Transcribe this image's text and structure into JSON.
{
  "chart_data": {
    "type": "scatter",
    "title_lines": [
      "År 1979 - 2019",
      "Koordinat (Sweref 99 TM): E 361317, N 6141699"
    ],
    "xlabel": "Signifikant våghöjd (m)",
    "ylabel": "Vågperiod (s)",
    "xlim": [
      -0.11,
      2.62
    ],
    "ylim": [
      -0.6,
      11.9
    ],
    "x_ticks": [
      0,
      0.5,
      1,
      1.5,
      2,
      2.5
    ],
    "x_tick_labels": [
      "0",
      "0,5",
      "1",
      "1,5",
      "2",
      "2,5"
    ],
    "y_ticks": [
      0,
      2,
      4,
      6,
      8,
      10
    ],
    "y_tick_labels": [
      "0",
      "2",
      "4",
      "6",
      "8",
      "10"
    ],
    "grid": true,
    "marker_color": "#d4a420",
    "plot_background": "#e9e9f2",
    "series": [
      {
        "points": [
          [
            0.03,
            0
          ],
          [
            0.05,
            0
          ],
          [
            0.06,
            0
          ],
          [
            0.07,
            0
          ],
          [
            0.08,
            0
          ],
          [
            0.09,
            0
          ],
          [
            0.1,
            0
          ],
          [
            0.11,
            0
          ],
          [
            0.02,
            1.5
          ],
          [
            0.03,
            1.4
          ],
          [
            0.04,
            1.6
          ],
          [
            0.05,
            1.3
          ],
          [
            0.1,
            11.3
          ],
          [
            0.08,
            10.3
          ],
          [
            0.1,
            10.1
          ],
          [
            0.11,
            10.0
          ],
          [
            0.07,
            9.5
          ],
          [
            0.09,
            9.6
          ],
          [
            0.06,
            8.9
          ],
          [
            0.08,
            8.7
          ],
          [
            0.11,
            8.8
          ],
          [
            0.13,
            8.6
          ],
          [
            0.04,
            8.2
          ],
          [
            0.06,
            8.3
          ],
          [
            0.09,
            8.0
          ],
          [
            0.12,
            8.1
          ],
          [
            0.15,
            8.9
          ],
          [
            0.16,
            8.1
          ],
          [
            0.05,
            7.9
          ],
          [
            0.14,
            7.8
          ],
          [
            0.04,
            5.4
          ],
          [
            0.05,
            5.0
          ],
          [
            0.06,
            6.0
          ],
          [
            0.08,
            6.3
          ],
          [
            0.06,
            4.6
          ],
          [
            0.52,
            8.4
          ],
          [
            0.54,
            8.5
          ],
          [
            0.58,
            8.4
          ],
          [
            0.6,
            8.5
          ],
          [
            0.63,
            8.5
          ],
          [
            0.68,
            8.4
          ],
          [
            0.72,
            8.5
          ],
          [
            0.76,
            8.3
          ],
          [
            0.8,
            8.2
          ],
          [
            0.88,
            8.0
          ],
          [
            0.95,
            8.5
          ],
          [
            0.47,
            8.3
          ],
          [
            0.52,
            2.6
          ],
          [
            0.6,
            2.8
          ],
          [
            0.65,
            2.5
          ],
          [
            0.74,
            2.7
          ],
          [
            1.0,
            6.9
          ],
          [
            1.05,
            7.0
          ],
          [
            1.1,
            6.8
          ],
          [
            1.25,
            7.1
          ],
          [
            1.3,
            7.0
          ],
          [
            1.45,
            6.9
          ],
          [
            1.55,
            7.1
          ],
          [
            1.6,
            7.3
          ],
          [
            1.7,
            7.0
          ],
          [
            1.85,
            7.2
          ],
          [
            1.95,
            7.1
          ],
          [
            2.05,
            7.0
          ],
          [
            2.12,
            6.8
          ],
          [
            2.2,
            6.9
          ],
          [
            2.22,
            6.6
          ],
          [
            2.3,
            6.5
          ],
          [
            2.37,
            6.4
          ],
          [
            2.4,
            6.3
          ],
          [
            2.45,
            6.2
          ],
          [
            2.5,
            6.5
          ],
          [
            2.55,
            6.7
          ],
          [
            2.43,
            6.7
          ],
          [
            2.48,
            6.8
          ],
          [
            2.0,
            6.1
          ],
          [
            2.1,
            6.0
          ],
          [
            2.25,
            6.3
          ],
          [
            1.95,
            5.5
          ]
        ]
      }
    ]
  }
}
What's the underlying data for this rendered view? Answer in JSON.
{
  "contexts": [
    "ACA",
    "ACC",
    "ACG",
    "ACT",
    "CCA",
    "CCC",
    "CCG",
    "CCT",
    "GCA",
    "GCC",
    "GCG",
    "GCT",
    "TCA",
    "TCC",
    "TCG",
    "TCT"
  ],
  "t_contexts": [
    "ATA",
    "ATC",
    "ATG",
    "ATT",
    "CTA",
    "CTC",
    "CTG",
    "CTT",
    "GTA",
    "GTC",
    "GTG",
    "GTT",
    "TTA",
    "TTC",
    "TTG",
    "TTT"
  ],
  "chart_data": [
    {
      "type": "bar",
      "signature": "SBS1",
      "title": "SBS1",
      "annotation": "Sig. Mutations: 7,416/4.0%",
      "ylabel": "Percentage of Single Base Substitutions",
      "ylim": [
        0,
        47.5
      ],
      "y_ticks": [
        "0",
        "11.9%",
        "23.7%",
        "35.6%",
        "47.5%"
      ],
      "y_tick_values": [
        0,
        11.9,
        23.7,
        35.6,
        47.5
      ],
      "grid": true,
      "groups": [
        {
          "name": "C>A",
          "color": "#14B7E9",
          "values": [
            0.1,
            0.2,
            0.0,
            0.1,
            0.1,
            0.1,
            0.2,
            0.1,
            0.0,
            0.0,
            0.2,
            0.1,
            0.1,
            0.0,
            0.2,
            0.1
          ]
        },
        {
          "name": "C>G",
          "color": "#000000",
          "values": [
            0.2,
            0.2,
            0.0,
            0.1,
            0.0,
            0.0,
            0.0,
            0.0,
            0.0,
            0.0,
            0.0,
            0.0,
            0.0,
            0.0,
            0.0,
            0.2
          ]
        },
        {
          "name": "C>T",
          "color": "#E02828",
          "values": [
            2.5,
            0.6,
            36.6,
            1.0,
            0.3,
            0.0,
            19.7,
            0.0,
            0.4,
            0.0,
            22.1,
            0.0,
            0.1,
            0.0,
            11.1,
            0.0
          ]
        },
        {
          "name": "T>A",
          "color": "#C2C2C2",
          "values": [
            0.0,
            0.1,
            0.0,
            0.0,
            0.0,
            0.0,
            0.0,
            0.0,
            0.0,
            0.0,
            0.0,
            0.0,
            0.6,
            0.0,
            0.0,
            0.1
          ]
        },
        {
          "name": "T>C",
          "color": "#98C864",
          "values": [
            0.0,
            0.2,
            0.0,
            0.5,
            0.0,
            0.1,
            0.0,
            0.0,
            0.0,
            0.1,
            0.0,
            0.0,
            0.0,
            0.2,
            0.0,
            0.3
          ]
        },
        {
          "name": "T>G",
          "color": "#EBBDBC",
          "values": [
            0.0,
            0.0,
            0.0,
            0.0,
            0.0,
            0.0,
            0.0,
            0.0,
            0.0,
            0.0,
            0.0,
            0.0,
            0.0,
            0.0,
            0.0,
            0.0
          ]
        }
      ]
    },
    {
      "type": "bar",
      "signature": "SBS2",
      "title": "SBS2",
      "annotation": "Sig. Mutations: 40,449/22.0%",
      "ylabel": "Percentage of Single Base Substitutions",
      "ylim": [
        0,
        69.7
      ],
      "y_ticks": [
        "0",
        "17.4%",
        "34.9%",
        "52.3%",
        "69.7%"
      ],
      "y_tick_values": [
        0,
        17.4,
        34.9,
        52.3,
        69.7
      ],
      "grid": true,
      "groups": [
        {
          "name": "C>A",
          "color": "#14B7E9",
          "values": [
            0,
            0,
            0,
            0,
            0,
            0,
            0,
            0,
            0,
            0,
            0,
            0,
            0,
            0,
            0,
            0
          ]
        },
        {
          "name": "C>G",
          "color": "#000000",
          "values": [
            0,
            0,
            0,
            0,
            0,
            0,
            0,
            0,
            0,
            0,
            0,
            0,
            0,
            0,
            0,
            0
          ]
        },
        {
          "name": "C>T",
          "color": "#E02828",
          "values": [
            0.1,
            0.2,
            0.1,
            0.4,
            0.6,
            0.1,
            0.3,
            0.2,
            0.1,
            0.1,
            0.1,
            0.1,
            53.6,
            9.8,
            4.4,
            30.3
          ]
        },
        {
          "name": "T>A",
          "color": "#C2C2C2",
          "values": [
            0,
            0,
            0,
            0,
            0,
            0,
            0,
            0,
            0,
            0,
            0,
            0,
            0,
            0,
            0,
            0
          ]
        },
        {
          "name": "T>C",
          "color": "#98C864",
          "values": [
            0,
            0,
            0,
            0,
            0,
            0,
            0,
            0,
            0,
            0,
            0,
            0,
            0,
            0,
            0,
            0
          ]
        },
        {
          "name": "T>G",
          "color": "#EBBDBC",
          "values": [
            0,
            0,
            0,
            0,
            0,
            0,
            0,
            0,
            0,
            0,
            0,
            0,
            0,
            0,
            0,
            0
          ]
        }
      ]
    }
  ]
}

> Short task
In the listing, find every line containing the word "this" and list it.

> The answer
Transcribe this image's text and structure into JSON.
What's the underlying data for this rendered view? Answer in JSON.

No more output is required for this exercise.